**EXERCISE TASK:**
Go through the entries below and copy each line containing the word "years".

**RECORDS SHOWN:**
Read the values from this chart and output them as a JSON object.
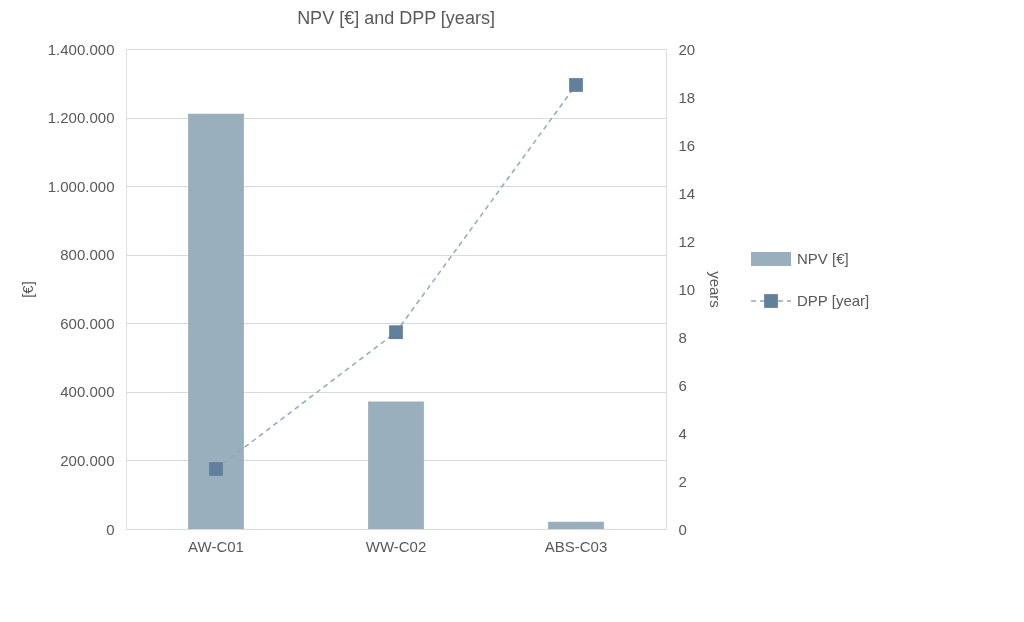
{
  "chart_data": {
    "type": "bar",
    "title": "NPV [€] and DPP [years]",
    "ylabel": "[€]",
    "y2label": "years",
    "categories": [
      "AW-C01",
      "WW-C02",
      "ABS-C03"
    ],
    "series": [
      {
        "name": "NPV [€]",
        "color": "#9aafbe",
        "values": [
          1211000,
          372000,
          21000
        ]
      },
      {
        "name": "DPP [year]",
        "type": "line",
        "axis": "y2",
        "color": "#62809b",
        "marker": "square",
        "line_style": "dashed",
        "values": [
          2.5,
          8.2,
          18.5
        ]
      }
    ],
    "ylim": [
      0,
      1400000
    ],
    "yticks": [
      0,
      {
        "value": 200000,
        "label": "200.000"
      },
      {
        "value": 400000,
        "label": "400.000"
      },
      {
        "value": 600000,
        "label": "600.000"
      },
      {
        "value": 800000,
        "label": "800.000"
      },
      {
        "value": 1000000,
        "label": "1.000.000"
      },
      {
        "value": 1200000,
        "label": "1.200.000"
      },
      {
        "value": 1400000,
        "label": "1.400.000"
      }
    ],
    "y2lim": [
      0,
      20
    ],
    "y2ticks": [
      0,
      2,
      4,
      6,
      8,
      10,
      12,
      14,
      16,
      18,
      20
    ],
    "grid": "y",
    "legend": "right"
  }
}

**RESULT FOR THIS TASK:**
    "title": "NPV [€] and DPP [years]",
    "y2label": "years",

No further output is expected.